— Begin GIVEN DATA —

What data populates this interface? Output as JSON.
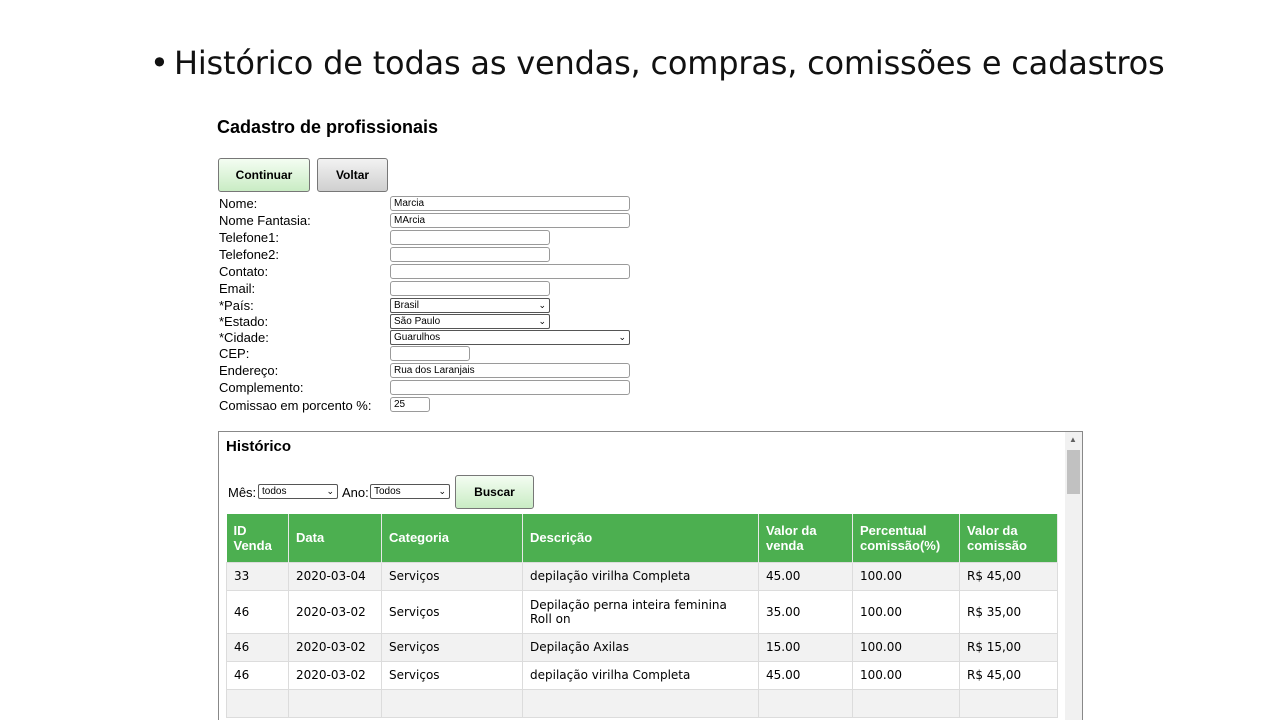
{
  "slide": {
    "bullet": "•",
    "title": "Histórico de todas as vendas, compras, comissões e cadastros"
  },
  "form": {
    "title": "Cadastro de profissionais",
    "continue_label": "Continuar",
    "back_label": "Voltar",
    "fields": {
      "nome": {
        "label": "Nome:",
        "value": "Marcia"
      },
      "nome_fantasia": {
        "label": "Nome Fantasia:",
        "value": "MArcia"
      },
      "telefone1": {
        "label": "Telefone1:",
        "value": ""
      },
      "telefone2": {
        "label": "Telefone2:",
        "value": ""
      },
      "contato": {
        "label": "Contato:",
        "value": ""
      },
      "email": {
        "label": "Email:",
        "value": ""
      },
      "pais": {
        "label": "*País:",
        "value": "Brasil"
      },
      "estado": {
        "label": "*Estado:",
        "value": "São Paulo"
      },
      "cidade": {
        "label": "*Cidade:",
        "value": "Guarulhos"
      },
      "cep": {
        "label": "CEP:",
        "value": ""
      },
      "endereco": {
        "label": "Endereço:",
        "value": "Rua dos Laranjais"
      },
      "complemento": {
        "label": "Complemento:",
        "value": ""
      },
      "comissao": {
        "label": "Comissao em porcento %:",
        "value": "25"
      }
    }
  },
  "history": {
    "title": "Histórico",
    "month_label": "Mês:",
    "month_value": "todos",
    "year_label": "Ano:",
    "year_value": "Todos",
    "search_label": "Buscar",
    "columns": [
      "ID Venda",
      "Data",
      "Categoria",
      "Descrição",
      "Valor da venda",
      "Percentual comissão(%)",
      "Valor da comissão"
    ],
    "rows": [
      [
        "33",
        "2020-03-04",
        "Serviços",
        "depilação virilha Completa",
        "45.00",
        "100.00",
        "R$ 45,00"
      ],
      [
        "46",
        "2020-03-02",
        "Serviços",
        "Depilação perna inteira feminina Roll on",
        "35.00",
        "100.00",
        "R$ 35,00"
      ],
      [
        "46",
        "2020-03-02",
        "Serviços",
        "Depilação Axilas",
        "15.00",
        "100.00",
        "R$ 15,00"
      ],
      [
        "46",
        "2020-03-02",
        "Serviços",
        "depilação virilha Completa",
        "45.00",
        "100.00",
        "R$ 45,00"
      ]
    ]
  },
  "colors": {
    "header_green": "#4caf50",
    "row_alt": "#f2f2f2",
    "button_green": "#c9ecc4"
  }
}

— End GIVEN DATA —

EXERCISE REQUIREMENTS: Return all lines with the word "title" in them.

THE SOLUTION:
    "title": "Histórico de todas as vendas, compras, comissões e cadastros"
    "title": "Cadastro de profissionais",
    "title": "Histórico",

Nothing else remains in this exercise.